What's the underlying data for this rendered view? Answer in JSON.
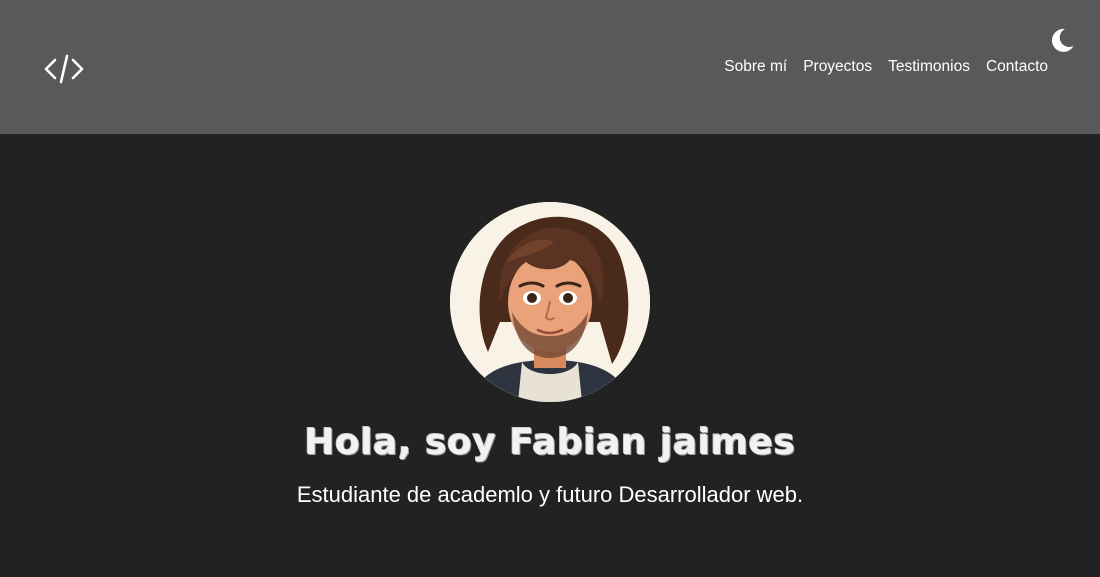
{
  "header": {
    "logo_icon": "code-brackets-icon",
    "nav": [
      {
        "label": "Sobre mí"
      },
      {
        "label": "Proyectos"
      },
      {
        "label": "Testimonios"
      },
      {
        "label": "Contacto"
      }
    ],
    "theme_toggle_icon": "moon-icon"
  },
  "hero": {
    "avatar_icon": "cartoon-portrait-avatar",
    "title": "Hola, soy Fabian jaimes",
    "subtitle": "Estudiante de academlo y futuro Desarrollador web."
  },
  "colors": {
    "header_bg": "#595959",
    "page_bg": "#222222",
    "text": "#ffffff"
  }
}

============

* [Task statement]: Copy every record above exactly, leaving out any pictures.

* [Finished answer]:
What's the underlying data for this rendered view? Answer in JSON.
{
  "header": {
    "logo_icon": "code-brackets-icon",
    "nav": [
      {
        "label": "Sobre mí"
      },
      {
        "label": "Proyectos"
      },
      {
        "label": "Testimonios"
      },
      {
        "label": "Contacto"
      }
    ],
    "theme_toggle_icon": "moon-icon"
  },
  "hero": {
    "avatar_icon": "cartoon-portrait-avatar",
    "title": "Hola, soy Fabian jaimes",
    "subtitle": "Estudiante de academlo y futuro Desarrollador web."
  },
  "colors": {
    "header_bg": "#595959",
    "page_bg": "#222222",
    "text": "#ffffff"
  }
}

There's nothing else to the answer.